### WHAT THE TASK REQUIRES
Show every line below where "нечеткими" can be found.

:::::

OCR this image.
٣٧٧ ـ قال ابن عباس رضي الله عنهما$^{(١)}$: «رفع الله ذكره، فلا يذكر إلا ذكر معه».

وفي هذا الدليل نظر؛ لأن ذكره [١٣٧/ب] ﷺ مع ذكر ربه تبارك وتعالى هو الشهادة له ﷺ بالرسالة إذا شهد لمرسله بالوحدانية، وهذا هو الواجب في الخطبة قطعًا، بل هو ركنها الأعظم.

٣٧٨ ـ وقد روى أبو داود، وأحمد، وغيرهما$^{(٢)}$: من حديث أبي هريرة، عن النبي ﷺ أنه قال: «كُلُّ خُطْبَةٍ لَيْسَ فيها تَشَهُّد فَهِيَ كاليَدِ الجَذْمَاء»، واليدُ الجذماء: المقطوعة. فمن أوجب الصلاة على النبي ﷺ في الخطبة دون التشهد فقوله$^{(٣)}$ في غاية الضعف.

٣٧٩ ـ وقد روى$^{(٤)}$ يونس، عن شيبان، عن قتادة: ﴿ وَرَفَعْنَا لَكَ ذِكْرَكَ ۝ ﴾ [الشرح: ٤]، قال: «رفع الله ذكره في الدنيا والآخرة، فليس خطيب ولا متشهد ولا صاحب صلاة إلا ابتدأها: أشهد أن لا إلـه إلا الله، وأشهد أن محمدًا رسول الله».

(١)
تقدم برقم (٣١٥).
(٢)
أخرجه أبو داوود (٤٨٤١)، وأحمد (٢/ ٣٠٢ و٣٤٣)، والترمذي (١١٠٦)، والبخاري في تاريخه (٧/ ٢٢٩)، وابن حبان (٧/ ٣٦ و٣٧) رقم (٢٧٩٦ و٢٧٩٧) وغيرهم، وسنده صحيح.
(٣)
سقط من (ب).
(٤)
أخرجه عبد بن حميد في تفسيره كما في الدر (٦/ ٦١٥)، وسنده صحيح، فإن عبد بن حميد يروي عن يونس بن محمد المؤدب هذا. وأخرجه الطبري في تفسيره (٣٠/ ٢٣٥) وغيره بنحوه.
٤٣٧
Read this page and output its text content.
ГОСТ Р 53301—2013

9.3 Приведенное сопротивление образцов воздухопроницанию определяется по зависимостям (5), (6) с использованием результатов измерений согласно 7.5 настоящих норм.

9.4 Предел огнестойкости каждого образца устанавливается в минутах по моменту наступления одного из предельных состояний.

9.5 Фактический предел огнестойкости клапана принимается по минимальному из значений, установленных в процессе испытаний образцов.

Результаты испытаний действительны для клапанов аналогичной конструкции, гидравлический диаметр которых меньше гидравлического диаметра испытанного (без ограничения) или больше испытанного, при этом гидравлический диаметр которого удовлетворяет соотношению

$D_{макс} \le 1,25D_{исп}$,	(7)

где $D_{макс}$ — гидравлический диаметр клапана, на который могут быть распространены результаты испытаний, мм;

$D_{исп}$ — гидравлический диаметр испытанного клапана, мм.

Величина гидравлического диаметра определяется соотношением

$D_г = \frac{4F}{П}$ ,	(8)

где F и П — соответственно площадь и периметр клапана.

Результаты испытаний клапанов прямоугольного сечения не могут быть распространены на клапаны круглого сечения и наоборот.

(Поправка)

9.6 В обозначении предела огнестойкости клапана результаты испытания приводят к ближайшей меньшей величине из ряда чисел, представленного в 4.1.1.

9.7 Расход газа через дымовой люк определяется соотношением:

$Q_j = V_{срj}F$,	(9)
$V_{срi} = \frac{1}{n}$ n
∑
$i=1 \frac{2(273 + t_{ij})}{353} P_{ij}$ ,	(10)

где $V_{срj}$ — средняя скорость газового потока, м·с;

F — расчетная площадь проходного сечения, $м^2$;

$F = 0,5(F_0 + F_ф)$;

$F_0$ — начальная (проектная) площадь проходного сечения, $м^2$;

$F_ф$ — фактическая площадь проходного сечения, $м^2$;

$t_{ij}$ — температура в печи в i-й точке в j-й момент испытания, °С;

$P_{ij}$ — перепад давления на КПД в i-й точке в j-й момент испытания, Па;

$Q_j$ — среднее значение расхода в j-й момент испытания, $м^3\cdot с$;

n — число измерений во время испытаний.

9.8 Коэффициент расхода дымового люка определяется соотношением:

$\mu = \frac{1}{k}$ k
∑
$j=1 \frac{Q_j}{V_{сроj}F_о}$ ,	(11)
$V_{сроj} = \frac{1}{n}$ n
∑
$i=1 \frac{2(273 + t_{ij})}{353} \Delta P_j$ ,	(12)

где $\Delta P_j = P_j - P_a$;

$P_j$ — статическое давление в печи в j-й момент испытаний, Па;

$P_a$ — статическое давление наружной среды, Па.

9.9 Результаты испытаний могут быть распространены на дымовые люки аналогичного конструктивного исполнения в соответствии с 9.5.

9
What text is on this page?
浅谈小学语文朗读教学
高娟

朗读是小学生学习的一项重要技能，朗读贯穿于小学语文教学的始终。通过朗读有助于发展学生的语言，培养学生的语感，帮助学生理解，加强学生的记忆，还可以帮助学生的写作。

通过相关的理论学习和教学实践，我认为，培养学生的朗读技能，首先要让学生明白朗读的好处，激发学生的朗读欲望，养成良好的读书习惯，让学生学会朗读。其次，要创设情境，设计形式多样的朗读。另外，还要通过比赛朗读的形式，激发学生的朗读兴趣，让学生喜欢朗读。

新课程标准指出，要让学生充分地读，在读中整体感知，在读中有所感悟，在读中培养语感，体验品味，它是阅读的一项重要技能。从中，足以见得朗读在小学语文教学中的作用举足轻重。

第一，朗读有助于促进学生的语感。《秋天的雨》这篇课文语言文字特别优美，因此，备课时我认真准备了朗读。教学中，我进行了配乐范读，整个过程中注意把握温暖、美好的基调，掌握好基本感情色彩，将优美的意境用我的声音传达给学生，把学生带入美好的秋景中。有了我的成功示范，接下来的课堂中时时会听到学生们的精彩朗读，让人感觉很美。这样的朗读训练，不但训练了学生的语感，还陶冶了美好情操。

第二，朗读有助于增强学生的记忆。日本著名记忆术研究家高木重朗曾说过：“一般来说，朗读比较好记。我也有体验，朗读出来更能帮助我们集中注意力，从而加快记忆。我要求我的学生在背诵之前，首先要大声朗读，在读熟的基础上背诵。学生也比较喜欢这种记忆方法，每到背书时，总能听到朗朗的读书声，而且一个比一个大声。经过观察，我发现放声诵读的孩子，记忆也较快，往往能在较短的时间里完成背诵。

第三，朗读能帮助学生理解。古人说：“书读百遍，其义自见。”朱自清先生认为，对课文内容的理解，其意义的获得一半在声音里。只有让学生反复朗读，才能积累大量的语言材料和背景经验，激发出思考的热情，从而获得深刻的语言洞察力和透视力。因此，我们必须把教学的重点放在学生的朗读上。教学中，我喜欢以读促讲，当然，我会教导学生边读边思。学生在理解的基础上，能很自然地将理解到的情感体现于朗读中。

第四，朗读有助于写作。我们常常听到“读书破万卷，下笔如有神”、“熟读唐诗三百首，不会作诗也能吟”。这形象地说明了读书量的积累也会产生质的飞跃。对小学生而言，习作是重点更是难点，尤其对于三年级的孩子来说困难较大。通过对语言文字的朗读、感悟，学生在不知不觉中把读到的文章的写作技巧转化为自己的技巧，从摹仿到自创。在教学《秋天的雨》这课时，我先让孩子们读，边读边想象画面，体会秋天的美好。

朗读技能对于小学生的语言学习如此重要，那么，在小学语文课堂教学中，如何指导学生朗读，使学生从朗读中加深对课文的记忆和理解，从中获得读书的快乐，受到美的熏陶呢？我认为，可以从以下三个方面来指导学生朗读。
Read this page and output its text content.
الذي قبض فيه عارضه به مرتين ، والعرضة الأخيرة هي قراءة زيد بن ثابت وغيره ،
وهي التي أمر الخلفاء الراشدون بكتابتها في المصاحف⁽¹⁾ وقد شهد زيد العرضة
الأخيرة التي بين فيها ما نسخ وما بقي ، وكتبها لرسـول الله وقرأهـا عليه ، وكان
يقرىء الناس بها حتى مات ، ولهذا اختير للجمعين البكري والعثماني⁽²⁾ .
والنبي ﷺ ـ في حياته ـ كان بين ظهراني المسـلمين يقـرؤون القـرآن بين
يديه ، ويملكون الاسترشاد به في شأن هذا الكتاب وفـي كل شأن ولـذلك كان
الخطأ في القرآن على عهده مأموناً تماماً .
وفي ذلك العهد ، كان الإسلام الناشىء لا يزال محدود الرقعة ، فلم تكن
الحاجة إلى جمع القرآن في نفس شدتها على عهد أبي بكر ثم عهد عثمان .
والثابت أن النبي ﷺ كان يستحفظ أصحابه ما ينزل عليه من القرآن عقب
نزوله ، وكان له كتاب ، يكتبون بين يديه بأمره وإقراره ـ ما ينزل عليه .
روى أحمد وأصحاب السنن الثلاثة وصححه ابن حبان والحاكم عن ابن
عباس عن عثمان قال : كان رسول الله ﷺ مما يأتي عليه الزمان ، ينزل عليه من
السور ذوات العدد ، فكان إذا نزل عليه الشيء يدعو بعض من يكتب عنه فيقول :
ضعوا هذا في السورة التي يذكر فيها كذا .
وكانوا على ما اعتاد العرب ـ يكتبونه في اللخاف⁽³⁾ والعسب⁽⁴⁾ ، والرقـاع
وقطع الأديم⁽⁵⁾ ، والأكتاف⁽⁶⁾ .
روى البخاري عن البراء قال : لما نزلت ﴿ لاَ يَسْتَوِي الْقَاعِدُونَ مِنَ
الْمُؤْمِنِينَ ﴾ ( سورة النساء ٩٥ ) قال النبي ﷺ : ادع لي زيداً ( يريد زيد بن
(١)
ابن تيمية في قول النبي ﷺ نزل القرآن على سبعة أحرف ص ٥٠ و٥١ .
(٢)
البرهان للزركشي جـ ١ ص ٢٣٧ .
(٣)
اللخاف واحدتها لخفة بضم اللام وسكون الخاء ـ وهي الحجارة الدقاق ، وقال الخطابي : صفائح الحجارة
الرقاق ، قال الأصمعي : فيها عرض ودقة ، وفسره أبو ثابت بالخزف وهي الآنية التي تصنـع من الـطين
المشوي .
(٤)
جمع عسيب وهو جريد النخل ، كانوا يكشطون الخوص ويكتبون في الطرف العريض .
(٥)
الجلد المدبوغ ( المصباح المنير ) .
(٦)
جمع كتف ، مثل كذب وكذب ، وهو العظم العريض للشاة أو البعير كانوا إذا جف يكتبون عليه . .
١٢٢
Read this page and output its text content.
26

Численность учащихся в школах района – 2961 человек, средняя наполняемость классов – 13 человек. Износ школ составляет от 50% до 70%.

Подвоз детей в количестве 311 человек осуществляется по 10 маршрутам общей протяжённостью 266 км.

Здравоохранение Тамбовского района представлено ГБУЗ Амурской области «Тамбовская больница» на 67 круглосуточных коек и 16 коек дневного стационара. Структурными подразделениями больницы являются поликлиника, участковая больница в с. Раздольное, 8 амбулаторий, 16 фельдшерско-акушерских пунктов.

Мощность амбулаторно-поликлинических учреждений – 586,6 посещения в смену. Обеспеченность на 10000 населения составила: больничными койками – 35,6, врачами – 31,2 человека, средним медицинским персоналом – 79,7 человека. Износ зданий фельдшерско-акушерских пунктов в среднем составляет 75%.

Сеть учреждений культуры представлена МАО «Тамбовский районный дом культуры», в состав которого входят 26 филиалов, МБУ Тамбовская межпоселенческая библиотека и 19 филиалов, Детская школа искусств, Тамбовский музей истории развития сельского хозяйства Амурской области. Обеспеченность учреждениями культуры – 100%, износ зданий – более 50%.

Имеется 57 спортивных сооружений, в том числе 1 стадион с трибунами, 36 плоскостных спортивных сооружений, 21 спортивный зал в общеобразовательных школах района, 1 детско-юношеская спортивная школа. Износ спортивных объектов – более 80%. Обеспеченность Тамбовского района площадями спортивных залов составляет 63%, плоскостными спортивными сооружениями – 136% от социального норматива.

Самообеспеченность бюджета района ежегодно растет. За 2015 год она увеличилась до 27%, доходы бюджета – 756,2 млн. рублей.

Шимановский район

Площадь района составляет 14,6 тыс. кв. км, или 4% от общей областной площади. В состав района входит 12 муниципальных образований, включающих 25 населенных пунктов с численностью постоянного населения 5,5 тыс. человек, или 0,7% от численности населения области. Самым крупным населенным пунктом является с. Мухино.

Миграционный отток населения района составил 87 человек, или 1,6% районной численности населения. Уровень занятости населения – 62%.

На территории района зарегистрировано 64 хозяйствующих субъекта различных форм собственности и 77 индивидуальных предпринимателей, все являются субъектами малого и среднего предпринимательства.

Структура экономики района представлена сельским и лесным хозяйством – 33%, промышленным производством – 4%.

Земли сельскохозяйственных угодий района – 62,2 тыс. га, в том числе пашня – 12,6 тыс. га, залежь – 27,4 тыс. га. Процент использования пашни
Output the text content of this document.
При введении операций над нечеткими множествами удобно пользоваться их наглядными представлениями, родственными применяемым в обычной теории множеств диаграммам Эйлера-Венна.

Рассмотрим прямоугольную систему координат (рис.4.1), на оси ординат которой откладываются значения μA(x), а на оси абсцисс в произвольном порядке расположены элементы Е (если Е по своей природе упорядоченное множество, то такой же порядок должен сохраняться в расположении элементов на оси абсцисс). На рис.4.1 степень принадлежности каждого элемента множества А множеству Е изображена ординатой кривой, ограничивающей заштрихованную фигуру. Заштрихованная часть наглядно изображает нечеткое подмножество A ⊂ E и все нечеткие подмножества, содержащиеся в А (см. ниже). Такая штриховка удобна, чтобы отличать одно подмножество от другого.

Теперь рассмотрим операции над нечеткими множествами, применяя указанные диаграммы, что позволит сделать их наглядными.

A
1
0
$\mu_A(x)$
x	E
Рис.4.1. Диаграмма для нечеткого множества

:::::

### REPLY TO THE TASK
При введении операций над нечеткими множествами удобно пользоваться их наглядными представлениями, родственными применяемым в обычной теории множеств диаграммам Эйлера-Венна.
Теперь рассмотрим операции над нечеткими множествами, применяя указанные диаграммы, что позволит сделать их наглядными.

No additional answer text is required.